§ **Short problem**: Provide the number of lines where the word "audio" occurs, and no other text.
--- Supplied material ---
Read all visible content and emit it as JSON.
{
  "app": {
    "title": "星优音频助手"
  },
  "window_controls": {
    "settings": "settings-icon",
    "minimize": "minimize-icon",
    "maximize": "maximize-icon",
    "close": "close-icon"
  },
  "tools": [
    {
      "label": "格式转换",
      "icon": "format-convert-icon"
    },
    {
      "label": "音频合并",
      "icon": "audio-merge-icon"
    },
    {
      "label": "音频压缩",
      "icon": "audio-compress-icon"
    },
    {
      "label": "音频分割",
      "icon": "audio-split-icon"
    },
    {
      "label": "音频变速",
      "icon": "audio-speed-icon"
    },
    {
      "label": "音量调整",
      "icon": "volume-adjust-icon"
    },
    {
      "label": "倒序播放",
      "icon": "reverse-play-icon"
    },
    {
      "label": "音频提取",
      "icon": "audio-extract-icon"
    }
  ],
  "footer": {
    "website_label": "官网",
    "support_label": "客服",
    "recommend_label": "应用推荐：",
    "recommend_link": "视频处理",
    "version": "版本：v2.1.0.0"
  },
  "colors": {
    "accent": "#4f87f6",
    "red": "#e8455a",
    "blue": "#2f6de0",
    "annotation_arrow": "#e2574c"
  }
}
---
§ **Correct response**: 5